Restate the records in their entirety, word for word.

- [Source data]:
-- BEGIN --

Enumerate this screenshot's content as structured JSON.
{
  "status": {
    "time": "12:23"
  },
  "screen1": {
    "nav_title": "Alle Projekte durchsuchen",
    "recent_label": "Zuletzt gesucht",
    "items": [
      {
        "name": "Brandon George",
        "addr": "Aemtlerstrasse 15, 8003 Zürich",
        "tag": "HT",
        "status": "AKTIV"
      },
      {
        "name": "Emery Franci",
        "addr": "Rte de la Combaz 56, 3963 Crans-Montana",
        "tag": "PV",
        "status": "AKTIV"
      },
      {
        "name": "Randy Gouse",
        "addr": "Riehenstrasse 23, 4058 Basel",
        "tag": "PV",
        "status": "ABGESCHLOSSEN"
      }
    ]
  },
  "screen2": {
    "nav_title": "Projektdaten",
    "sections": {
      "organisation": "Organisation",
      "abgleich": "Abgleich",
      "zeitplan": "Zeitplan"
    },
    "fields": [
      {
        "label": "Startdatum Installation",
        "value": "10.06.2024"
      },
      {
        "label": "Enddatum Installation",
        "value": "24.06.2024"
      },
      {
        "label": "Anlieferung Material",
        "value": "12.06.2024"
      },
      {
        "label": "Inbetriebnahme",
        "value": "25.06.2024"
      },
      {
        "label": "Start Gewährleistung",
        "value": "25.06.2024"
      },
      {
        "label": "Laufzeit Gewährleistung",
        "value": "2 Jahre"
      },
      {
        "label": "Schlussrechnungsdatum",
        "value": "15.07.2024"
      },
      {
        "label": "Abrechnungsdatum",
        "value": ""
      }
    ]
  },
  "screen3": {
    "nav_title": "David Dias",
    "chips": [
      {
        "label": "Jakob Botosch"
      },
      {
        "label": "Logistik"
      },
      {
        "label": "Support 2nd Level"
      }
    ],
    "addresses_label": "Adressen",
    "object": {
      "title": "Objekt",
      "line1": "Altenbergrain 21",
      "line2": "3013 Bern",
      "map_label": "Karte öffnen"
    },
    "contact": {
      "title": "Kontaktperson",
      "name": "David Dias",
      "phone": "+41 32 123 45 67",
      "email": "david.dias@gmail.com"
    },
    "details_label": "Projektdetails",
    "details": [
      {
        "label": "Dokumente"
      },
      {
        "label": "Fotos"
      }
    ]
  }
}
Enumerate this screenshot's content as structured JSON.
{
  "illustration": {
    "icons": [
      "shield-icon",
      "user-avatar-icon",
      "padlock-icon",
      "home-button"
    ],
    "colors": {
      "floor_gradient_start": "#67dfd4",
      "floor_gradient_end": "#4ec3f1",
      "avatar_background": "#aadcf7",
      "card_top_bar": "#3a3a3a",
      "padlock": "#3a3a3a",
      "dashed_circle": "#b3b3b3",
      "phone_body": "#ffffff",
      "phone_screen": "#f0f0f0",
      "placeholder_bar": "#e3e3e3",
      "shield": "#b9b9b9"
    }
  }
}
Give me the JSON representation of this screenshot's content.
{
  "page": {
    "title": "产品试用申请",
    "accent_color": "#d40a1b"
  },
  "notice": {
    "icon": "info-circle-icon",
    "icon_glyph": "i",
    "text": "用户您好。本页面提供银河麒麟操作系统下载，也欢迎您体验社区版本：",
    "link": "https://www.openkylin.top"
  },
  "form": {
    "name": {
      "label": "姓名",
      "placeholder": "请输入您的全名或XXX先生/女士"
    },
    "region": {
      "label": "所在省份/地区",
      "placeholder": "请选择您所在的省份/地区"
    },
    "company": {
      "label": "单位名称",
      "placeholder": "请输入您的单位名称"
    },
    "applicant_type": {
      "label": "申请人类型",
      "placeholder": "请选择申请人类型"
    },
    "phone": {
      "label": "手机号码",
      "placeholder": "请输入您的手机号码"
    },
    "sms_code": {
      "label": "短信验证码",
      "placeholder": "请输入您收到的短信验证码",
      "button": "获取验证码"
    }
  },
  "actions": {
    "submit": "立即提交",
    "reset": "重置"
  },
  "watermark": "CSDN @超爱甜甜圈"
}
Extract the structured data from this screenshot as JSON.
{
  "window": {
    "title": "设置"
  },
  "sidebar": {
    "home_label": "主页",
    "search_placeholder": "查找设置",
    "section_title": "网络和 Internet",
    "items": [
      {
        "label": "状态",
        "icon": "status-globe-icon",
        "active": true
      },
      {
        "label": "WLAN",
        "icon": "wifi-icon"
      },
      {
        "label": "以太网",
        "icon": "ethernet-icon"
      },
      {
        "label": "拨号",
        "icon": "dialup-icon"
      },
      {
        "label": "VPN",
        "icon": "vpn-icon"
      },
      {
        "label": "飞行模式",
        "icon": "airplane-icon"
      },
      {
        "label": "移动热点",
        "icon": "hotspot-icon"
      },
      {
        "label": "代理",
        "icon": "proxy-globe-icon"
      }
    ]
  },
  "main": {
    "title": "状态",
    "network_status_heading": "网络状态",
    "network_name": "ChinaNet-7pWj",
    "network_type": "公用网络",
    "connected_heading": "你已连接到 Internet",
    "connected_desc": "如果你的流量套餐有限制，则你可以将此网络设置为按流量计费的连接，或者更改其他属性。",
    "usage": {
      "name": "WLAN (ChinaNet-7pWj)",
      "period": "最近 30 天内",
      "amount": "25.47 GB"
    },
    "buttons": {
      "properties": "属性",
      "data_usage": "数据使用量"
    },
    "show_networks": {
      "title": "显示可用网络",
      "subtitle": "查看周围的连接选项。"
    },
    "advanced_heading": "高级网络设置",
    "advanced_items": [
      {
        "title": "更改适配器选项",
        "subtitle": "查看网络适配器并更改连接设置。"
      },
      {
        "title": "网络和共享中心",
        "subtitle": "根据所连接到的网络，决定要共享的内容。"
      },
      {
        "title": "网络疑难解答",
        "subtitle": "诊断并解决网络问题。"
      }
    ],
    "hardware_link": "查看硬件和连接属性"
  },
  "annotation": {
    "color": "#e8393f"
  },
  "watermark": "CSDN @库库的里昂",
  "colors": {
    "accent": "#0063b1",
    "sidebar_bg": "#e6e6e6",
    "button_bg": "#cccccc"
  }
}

-- END --

- [Response to the task]:
Enumerate this screenshot's content as structured JSON.
{
  "status": {
    "time": "12:23"
  },
  "screen1": {
    "nav_title": "Alle Projekte durchsuchen",
    "recent_label": "Zuletzt gesucht",
    "items": [
      {
        "name": "Brandon George",
        "addr": "Aemtlerstrasse 15, 8003 Zürich",
        "tag": "HT",
        "status": "AKTIV"
      },
      {
        "name": "Emery Franci",
        "addr": "Rte de la Combaz 56, 3963 Crans-Montana",
        "tag": "PV",
        "status": "AKTIV"
      },
      {
        "name": "Randy Gouse",
        "addr": "Riehenstrasse 23, 4058 Basel",
        "tag": "PV",
        "status": "ABGESCHLOSSEN"
      }
    ]
  },
  "screen2": {
    "nav_title": "Projektdaten",
    "sections": {
      "organisation": "Organisation",
      "abgleich": "Abgleich",
      "zeitplan": "Zeitplan"
    },
    "fields": [
      {
        "label": "Startdatum Installation",
        "value": "10.06.2024"
      },
      {
        "label": "Enddatum Installation",
        "value": "24.06.2024"
      },
      {
        "label": "Anlieferung Material",
        "value": "12.06.2024"
      },
      {
        "label": "Inbetriebnahme",
        "value": "25.06.2024"
      },
      {
        "label": "Start Gewährleistung",
        "value": "25.06.2024"
      },
      {
        "label": "Laufzeit Gewährleistung",
        "value": "2 Jahre"
      },
      {
        "label": "Schlussrechnungsdatum",
        "value": "15.07.2024"
      },
      {
        "label": "Abrechnungsdatum",
        "value": ""
      }
    ]
  },
  "screen3": {
    "nav_title": "David Dias",
    "chips": [
      {
        "label": "Jakob Botosch"
      },
      {
        "label": "Logistik"
      },
      {
        "label": "Support 2nd Level"
      }
    ],
    "addresses_label": "Adressen",
    "object": {
      "title": "Objekt",
      "line1": "Altenbergrain 21",
      "line2": "3013 Bern",
      "map_label": "Karte öffnen"
    },
    "contact": {
      "title": "Kontaktperson",
      "name": "David Dias",
      "phone": "+41 32 123 45 67",
      "email": "david.dias@gmail.com"
    },
    "details_label": "Projektdetails",
    "details": [
      {
        "label": "Dokumente"
      },
      {
        "label": "Fotos"
      }
    ]
  }
}
Enumerate this screenshot's content as structured JSON.
{
  "illustration": {
    "icons": [
      "shield-icon",
      "user-avatar-icon",
      "padlock-icon",
      "home-button"
    ],
    "colors": {
      "floor_gradient_start": "#67dfd4",
      "floor_gradient_end": "#4ec3f1",
      "avatar_background": "#aadcf7",
      "card_top_bar": "#3a3a3a",
      "padlock": "#3a3a3a",
      "dashed_circle": "#b3b3b3",
      "phone_body": "#ffffff",
      "phone_screen": "#f0f0f0",
      "placeholder_bar": "#e3e3e3",
      "shield": "#b9b9b9"
    }
  }
}
Give me the JSON representation of this screenshot's content.
{
  "page": {
    "title": "产品试用申请",
    "accent_color": "#d40a1b"
  },
  "notice": {
    "icon": "info-circle-icon",
    "icon_glyph": "i",
    "text": "用户您好。本页面提供银河麒麟操作系统下载，也欢迎您体验社区版本：",
    "link": "https://www.openkylin.top"
  },
  "form": {
    "name": {
      "label": "姓名",
      "placeholder": "请输入您的全名或XXX先生/女士"
    },
    "region": {
      "label": "所在省份/地区",
      "placeholder": "请选择您所在的省份/地区"
    },
    "company": {
      "label": "单位名称",
      "placeholder": "请输入您的单位名称"
    },
    "applicant_type": {
      "label": "申请人类型",
      "placeholder": "请选择申请人类型"
    },
    "phone": {
      "label": "手机号码",
      "placeholder": "请输入您的手机号码"
    },
    "sms_code": {
      "label": "短信验证码",
      "placeholder": "请输入您收到的短信验证码",
      "button": "获取验证码"
    }
  },
  "actions": {
    "submit": "立即提交",
    "reset": "重置"
  },
  "watermark": "CSDN @超爱甜甜圈"
}
Extract the structured data from this screenshot as JSON.
{
  "window": {
    "title": "设置"
  },
  "sidebar": {
    "home_label": "主页",
    "search_placeholder": "查找设置",
    "section_title": "网络和 Internet",
    "items": [
      {
        "label": "状态",
        "icon": "status-globe-icon",
        "active": true
      },
      {
        "label": "WLAN",
        "icon": "wifi-icon"
      },
      {
        "label": "以太网",
        "icon": "ethernet-icon"
      },
      {
        "label": "拨号",
        "icon": "dialup-icon"
      },
      {
        "label": "VPN",
        "icon": "vpn-icon"
      },
      {
        "label": "飞行模式",
        "icon": "airplane-icon"
      },
      {
        "label": "移动热点",
        "icon": "hotspot-icon"
      },
      {
        "label": "代理",
        "icon": "proxy-globe-icon"
      }
    ]
  },
  "main": {
    "title": "状态",
    "network_status_heading": "网络状态",
    "network_name": "ChinaNet-7pWj",
    "network_type": "公用网络",
    "connected_heading": "你已连接到 Internet",
    "connected_desc": "如果你的流量套餐有限制，则你可以将此网络设置为按流量计费的连接，或者更改其他属性。",
    "usage": {
      "name": "WLAN (ChinaNet-7pWj)",
      "period": "最近 30 天内",
      "amount": "25.47 GB"
    },
    "buttons": {
      "properties": "属性",
      "data_usage": "数据使用量"
    },
    "show_networks": {
      "title": "显示可用网络",
      "subtitle": "查看周围的连接选项。"
    },
    "advanced_heading": "高级网络设置",
    "advanced_items": [
      {
        "title": "更改适配器选项",
        "subtitle": "查看网络适配器并更改连接设置。"
      },
      {
        "title": "网络和共享中心",
        "subtitle": "根据所连接到的网络，决定要共享的内容。"
      },
      {
        "title": "网络疑难解答",
        "subtitle": "诊断并解决网络问题。"
      }
    ],
    "hardware_link": "查看硬件和连接属性"
  },
  "annotation": {
    "color": "#e8393f"
  },
  "watermark": "CSDN @库库的里昂",
  "colors": {
    "accent": "#0063b1",
    "sidebar_bg": "#e6e6e6",
    "button_bg": "#cccccc"
  }
}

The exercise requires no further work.